SHORT TASK
Locate all lines with the word "dengan" and copy them out.

# start of RECORDS

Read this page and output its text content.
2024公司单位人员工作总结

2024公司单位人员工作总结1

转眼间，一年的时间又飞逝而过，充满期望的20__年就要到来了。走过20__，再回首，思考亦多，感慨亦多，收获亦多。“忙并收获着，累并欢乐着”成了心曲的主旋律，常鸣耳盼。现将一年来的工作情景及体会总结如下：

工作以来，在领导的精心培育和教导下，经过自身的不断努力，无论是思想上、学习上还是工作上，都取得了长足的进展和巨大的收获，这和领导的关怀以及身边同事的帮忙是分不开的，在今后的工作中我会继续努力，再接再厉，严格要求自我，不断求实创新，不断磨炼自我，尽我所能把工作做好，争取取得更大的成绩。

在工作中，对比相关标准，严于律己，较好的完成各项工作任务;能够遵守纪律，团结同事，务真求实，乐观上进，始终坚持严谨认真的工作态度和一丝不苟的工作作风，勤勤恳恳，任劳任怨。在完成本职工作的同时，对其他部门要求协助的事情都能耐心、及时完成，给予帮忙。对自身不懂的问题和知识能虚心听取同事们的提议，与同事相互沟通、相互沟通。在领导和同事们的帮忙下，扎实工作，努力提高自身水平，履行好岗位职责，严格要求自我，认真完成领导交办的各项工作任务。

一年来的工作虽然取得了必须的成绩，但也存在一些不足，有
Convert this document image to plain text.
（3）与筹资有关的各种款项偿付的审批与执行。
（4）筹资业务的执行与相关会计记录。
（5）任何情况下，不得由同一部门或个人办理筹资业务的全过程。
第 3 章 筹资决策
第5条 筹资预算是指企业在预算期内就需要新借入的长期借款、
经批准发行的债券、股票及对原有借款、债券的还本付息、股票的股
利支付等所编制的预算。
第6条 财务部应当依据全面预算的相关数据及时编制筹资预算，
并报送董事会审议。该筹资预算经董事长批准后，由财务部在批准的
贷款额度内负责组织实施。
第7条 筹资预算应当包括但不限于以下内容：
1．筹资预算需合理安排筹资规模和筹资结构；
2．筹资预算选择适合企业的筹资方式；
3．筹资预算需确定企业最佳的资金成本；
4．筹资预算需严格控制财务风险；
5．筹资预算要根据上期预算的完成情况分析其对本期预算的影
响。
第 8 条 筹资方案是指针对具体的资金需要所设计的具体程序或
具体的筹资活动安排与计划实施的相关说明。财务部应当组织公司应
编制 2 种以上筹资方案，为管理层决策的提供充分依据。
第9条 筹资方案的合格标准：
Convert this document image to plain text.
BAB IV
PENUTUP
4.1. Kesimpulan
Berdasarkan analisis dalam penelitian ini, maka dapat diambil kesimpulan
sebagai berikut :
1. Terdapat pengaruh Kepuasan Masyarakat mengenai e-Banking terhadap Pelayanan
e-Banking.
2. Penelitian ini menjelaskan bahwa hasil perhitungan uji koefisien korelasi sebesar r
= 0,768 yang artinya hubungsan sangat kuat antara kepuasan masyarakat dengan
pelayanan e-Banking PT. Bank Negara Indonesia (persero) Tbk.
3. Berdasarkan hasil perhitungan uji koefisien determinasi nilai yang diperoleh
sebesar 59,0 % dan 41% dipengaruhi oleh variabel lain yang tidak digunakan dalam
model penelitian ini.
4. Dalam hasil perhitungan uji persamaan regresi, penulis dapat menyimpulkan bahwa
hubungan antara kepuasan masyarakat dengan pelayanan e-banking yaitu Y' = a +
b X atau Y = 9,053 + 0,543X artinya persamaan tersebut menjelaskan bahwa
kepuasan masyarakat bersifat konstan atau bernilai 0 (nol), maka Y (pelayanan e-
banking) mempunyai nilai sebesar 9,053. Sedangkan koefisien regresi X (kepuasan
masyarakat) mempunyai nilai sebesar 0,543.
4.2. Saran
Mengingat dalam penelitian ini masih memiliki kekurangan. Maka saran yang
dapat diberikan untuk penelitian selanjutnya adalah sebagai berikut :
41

# end of RECORDS

RESULT FOR THIS TASK
= 0,768 yang artinya hubungsan sangat kuat antara kepuasan masyarakat dengan
hubungan antara kepuasan masyarakat dengan pelayanan e-banking yaitu Y' = a +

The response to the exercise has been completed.